↓↓↓

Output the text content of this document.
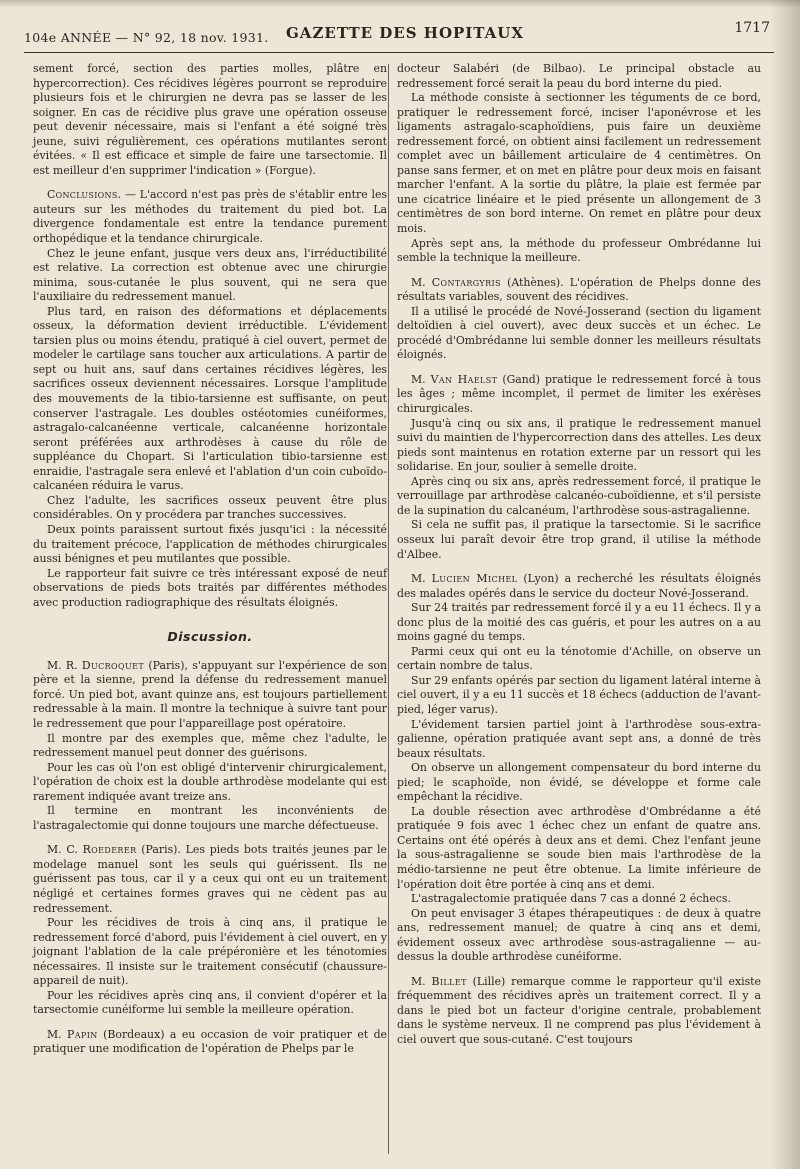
104e ANNÉE — N° 92, 18 nov. 1931. GAZETTE DES HOPITAUX	1717

sement forcé, section des parties molles, plâtre en hypercorrection). Ces récidives légères pourront se reproduire plusieurs fois et le chirurgien ne devra pas se lasser de les soigner. En cas de récidive plus grave une opération osseuse peut devenir nécessaire, mais si l'enfant a été soigné très jeune, suivi régulièrement, ces opérations mutilantes seront évitées. « Il est efficace et simple de faire une tarsectomie. Il est meilleur d'en supprimer l'indication » (Forgue).

Conclusions. — L'accord n'est pas près de s'établir entre les auteurs sur les méthodes du traitement du pied bot. La divergence fondamentale est entre la tendance purement orthopédique et la tendance chirurgicale.

Chez le jeune enfant, jusque vers deux ans, l'irréductibilité est relative. La correction est obtenue avec une chirurgie minima, sous-cutanée le plus souvent, qui ne sera que l'auxiliaire du redressement manuel.

Plus tard, en raison des déformations et déplacements osseux, la déformation devient irréductible. L'évidement tarsien plus ou moins étendu, pratiqué à ciel ouvert, permet de modeler le cartilage sans toucher aux articulations. A partir de sept ou huit ans, sauf dans certaines récidives légères, les sacrifices osseux deviennent nécessaires. Lorsque l'amplitude des mouvements de la tibio-tarsienne est suffisante, on peut conserver l'astragale. Les doubles ostéotomies cunéiformes, astragalo-calcanéenne verticale, calcanéenne horizontale seront préférées aux arthrodèses à cause du rôle de suppléance du Chopart. Si l'articulation tibio-tarsienne est enraidie, l'astragale sera enlevé et l'ablation d'un coin cuboïdo-calcanéen réduira le varus.

Chez l'adulte, les sacrifices osseux peuvent être plus considérables. On y procédera par tranches successives.

Deux points paraissent surtout fixés jusqu'ici : la nécessité du traitement précoce, l'application de méthodes chirurgicales aussi bénignes et peu mutilantes que possible.

Le rapporteur fait suivre ce très intéressant exposé de neuf observations de pieds bots traités par différentes méthodes avec production radiographique des résultats éloignés.

Discussion.

M. R. Ducroquet (Paris), s'appuyant sur l'expérience de son père et la sienne, prend la défense du redressement manuel forcé. Un pied bot, avant quinze ans, est toujours partiellement redressable à la main. Il montre la technique à suivre tant pour le redressement que pour l'appareillage post opératoire.

Il montre par des exemples que, même chez l'adulte, le redressement manuel peut donner des guérisons.

Pour les cas où l'on est obligé d'intervenir chirurgicalement, l'opération de choix est la double arthrodèse modelante qui est rarement indiquée avant treize ans.

Il termine en montrant les inconvénients de l'astragalectomie qui donne toujours une marche défectueuse.

M. C. Roederer (Paris). Les pieds bots traités jeunes par le modelage manuel sont les seuls qui guérissent. Ils ne guérissent pas tous, car il y a ceux qui ont eu un traitement négligé et certaines formes graves qui ne cèdent pas au redressement.

Pour les récidives de trois à cinq ans, il pratique le redressement forcé d'abord, puis l'évidement à ciel ouvert, en y joignant l'ablation de la cale prépéronière et les ténotomies nécessaires. Il insiste sur le traitement consécutif (chaussure-appareil de nuit).

Pour les récidives après cinq ans, il convient d'opérer et la tarsectomie cunéiforme lui semble la meilleure opération.

M. Papin (Bordeaux) a eu occasion de voir pratiquer et de pratiquer une modification de l'opération de Phelps par le

docteur Salabéri (de Bilbao). Le principal obstacle au redressement forcé serait la peau du bord interne du pied.

La méthode consiste à sectionner les téguments de ce bord, pratiquer le redressement forcé, inciser l'aponévrose et les ligaments astragalo-scaphoïdiens, puis faire un deuxième redressement forcé, on obtient ainsi facilement un redressement complet avec un bâillement articulaire de 4 centimètres. On panse sans fermer, et on met en plâtre pour deux mois en faisant marcher l'enfant. A la sortie du plâtre, la plaie est fermée par une cicatrice linéaire et le pied présente un allongement de 3 centimètres de son bord interne. On remet en plâtre pour deux mois.

Après sept ans, la méthode du professeur Ombrédanne lui semble la technique la meilleure.

M. Contargyris (Athènes). L'opération de Phelps donne des résultats variables, souvent des récidives.

Il a utilisé le procédé de Nové-Josserand (section du ligament deltoïdien à ciel ouvert), avec deux succès et un échec. Le procédé d'Ombrédanne lui semble donner les meilleurs résultats éloignés.

M. Van Haelst (Gand) pratique le redressement forcé à tous les âges ; même incomplet, il permet de limiter les exérèses chirurgicales.

Jusqu'à cinq ou six ans, il pratique le redressement manuel suivi du maintien de l'hypercorrection dans des attelles. Les deux pieds sont maintenus en rotation externe par un ressort qui les solidarise. En jour, soulier à semelle droite.

Après cinq ou six ans, après redressement forcé, il pratique le verrouillage par arthrodèse calcanéo-cuboïdienne, et s'il persiste de la supination du calcanéum, l'arthrodèse sous-astragalienne.

Si cela ne suffit pas, il pratique la tarsectomie. Si le sacrifice osseux lui paraît devoir être trop grand, il utilise la méthode d'Albee.

M. Lucien Michel (Lyon) a recherché les résultats éloignés des malades opérés dans le service du docteur Nové-Josserand.

Sur 24 traités par redressement forcé il y a eu 11 échecs. Il y a donc plus de la moitié des cas guéris, et pour les autres on a au moins gagné du temps.

Parmi ceux qui ont eu la ténotomie d'Achille, on observe un certain nombre de talus.

Sur 29 enfants opérés par section du ligament latéral interne à ciel ouvert, il y a eu 11 succès et 18 échecs (adduction de l'avant-pied, léger varus).

L'évidement tarsien partiel joint à l'arthrodèse sous-extra-galienne, opération pratiquée avant sept ans, a donné de très beaux résultats.

On observe un allongement compensateur du bord interne du pied; le scaphoïde, non évidé, se développe et forme cale empêchant la récidive.

La double résection avec arthrodèse d'Ombrédanne a été pratiquée 9 fois avec 1 échec chez un enfant de quatre ans. Certains ont été opérés à deux ans et demi. Chez l'enfant jeune la sous-astragalienne se soude bien mais l'arthrodèse de la médio-tarsienne ne peut être obtenue. La limite inférieure de l'opération doit être portée à cinq ans et demi.

L'astragalectomie pratiquée dans 7 cas a donné 2 échecs.

On peut envisager 3 étapes thérapeutiques : de deux à quatre ans, redressement manuel; de quatre à cinq ans et demi, évidement osseux avec arthrodèse sous-astragalienne — au-dessus la double arthrodèse cunéiforme.

M. Billet (Lille) remarque comme le rapporteur qu'il existe fréquemment des récidives après un traitement correct. Il y a dans le pied bot un facteur d'origine centrale, probablement dans le système nerveux. Il ne comprend pas plus l'évidement à ciel ouvert que sous-cutané. C'est toujours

↑↑↑

Written problem →
All the records need to be repeated exactly, with the images dropped.

Answer to this problem →
Output the text content of this document.
104e ANNÉE — N° 92, 18 nov. 1931. GAZETTE DES HOPITAUX	1717

sement forcé, section des parties molles, plâtre en hypercorrection). Ces récidives légères pourront se reproduire plusieurs fois et le chirurgien ne devra pas se lasser de les soigner. En cas de récidive plus grave une opération osseuse peut devenir nécessaire, mais si l'enfant a été soigné très jeune, suivi régulièrement, ces opérations mutilantes seront évitées. « Il est efficace et simple de faire une tarsectomie. Il est meilleur d'en supprimer l'indication » (Forgue).

Conclusions. — L'accord n'est pas près de s'établir entre les auteurs sur les méthodes du traitement du pied bot. La divergence fondamentale est entre la tendance purement orthopédique et la tendance chirurgicale.

Chez le jeune enfant, jusque vers deux ans, l'irréductibilité est relative. La correction est obtenue avec une chirurgie minima, sous-cutanée le plus souvent, qui ne sera que l'auxiliaire du redressement manuel.

Plus tard, en raison des déformations et déplacements osseux, la déformation devient irréductible. L'évidement tarsien plus ou moins étendu, pratiqué à ciel ouvert, permet de modeler le cartilage sans toucher aux articulations. A partir de sept ou huit ans, sauf dans certaines récidives légères, les sacrifices osseux deviennent nécessaires. Lorsque l'amplitude des mouvements de la tibio-tarsienne est suffisante, on peut conserver l'astragale. Les doubles ostéotomies cunéiformes, astragalo-calcanéenne verticale, calcanéenne horizontale seront préférées aux arthrodèses à cause du rôle de suppléance du Chopart. Si l'articulation tibio-tarsienne est enraidie, l'astragale sera enlevé et l'ablation d'un coin cuboïdo-calcanéen réduira le varus.

Chez l'adulte, les sacrifices osseux peuvent être plus considérables. On y procédera par tranches successives.

Deux points paraissent surtout fixés jusqu'ici : la nécessité du traitement précoce, l'application de méthodes chirurgicales aussi bénignes et peu mutilantes que possible.

Le rapporteur fait suivre ce très intéressant exposé de neuf observations de pieds bots traités par différentes méthodes avec production radiographique des résultats éloignés.

Discussion.

M. R. Ducroquet (Paris), s'appuyant sur l'expérience de son père et la sienne, prend la défense du redressement manuel forcé. Un pied bot, avant quinze ans, est toujours partiellement redressable à la main. Il montre la technique à suivre tant pour le redressement que pour l'appareillage post opératoire.

Il montre par des exemples que, même chez l'adulte, le redressement manuel peut donner des guérisons.

Pour les cas où l'on est obligé d'intervenir chirurgicalement, l'opération de choix est la double arthrodèse modelante qui est rarement indiquée avant treize ans.

Il termine en montrant les inconvénients de l'astragalectomie qui donne toujours une marche défectueuse.

M. C. Roederer (Paris). Les pieds bots traités jeunes par le modelage manuel sont les seuls qui guérissent. Ils ne guérissent pas tous, car il y a ceux qui ont eu un traitement négligé et certaines formes graves qui ne cèdent pas au redressement.

Pour les récidives de trois à cinq ans, il pratique le redressement forcé d'abord, puis l'évidement à ciel ouvert, en y joignant l'ablation de la cale prépéronière et les ténotomies nécessaires. Il insiste sur le traitement consécutif (chaussure-appareil de nuit).

Pour les récidives après cinq ans, il convient d'opérer et la tarsectomie cunéiforme lui semble la meilleure opération.

M. Papin (Bordeaux) a eu occasion de voir pratiquer et de pratiquer une modification de l'opération de Phelps par le

docteur Salabéri (de Bilbao). Le principal obstacle au redressement forcé serait la peau du bord interne du pied.

La méthode consiste à sectionner les téguments de ce bord, pratiquer le redressement forcé, inciser l'aponévrose et les ligaments astragalo-scaphoïdiens, puis faire un deuxième redressement forcé, on obtient ainsi facilement un redressement complet avec un bâillement articulaire de 4 centimètres. On panse sans fermer, et on met en plâtre pour deux mois en faisant marcher l'enfant. A la sortie du plâtre, la plaie est fermée par une cicatrice linéaire et le pied présente un allongement de 3 centimètres de son bord interne. On remet en plâtre pour deux mois.

Après sept ans, la méthode du professeur Ombrédanne lui semble la technique la meilleure.

M. Contargyris (Athènes). L'opération de Phelps donne des résultats variables, souvent des récidives.

Il a utilisé le procédé de Nové-Josserand (section du ligament deltoïdien à ciel ouvert), avec deux succès et un échec. Le procédé d'Ombrédanne lui semble donner les meilleurs résultats éloignés.

M. Van Haelst (Gand) pratique le redressement forcé à tous les âges ; même incomplet, il permet de limiter les exérèses chirurgicales.

Jusqu'à cinq ou six ans, il pratique le redressement manuel suivi du maintien de l'hypercorrection dans des attelles. Les deux pieds sont maintenus en rotation externe par un ressort qui les solidarise. En jour, soulier à semelle droite.

Après cinq ou six ans, après redressement forcé, il pratique le verrouillage par arthrodèse calcanéo-cuboïdienne, et s'il persiste de la supination du calcanéum, l'arthrodèse sous-astragalienne.

Si cela ne suffit pas, il pratique la tarsectomie. Si le sacrifice osseux lui paraît devoir être trop grand, il utilise la méthode d'Albee.

M. Lucien Michel (Lyon) a recherché les résultats éloignés des malades opérés dans le service du docteur Nové-Josserand.

Sur 24 traités par redressement forcé il y a eu 11 échecs. Il y a donc plus de la moitié des cas guéris, et pour les autres on a au moins gagné du temps.

Parmi ceux qui ont eu la ténotomie d'Achille, on observe un certain nombre de talus.

Sur 29 enfants opérés par section du ligament latéral interne à ciel ouvert, il y a eu 11 succès et 18 échecs (adduction de l'avant-pied, léger varus).

L'évidement tarsien partiel joint à l'arthrodèse sous-extra-galienne, opération pratiquée avant sept ans, a donné de très beaux résultats.

On observe un allongement compensateur du bord interne du pied; le scaphoïde, non évidé, se développe et forme cale empêchant la récidive.

La double résection avec arthrodèse d'Ombrédanne a été pratiquée 9 fois avec 1 échec chez un enfant de quatre ans. Certains ont été opérés à deux ans et demi. Chez l'enfant jeune la sous-astragalienne se soude bien mais l'arthrodèse de la médio-tarsienne ne peut être obtenue. La limite inférieure de l'opération doit être portée à cinq ans et demi.

L'astragalectomie pratiquée dans 7 cas a donné 2 échecs.

On peut envisager 3 étapes thérapeutiques : de deux à quatre ans, redressement manuel; de quatre à cinq ans et demi, évidement osseux avec arthrodèse sous-astragalienne — au-dessus la double arthrodèse cunéiforme.

M. Billet (Lille) remarque comme le rapporteur qu'il existe fréquemment des récidives après un traitement correct. Il y a dans le pied bot un facteur d'origine centrale, probablement dans le système nerveux. Il ne comprend pas plus l'évidement à ciel ouvert que sous-cutané. C'est toujours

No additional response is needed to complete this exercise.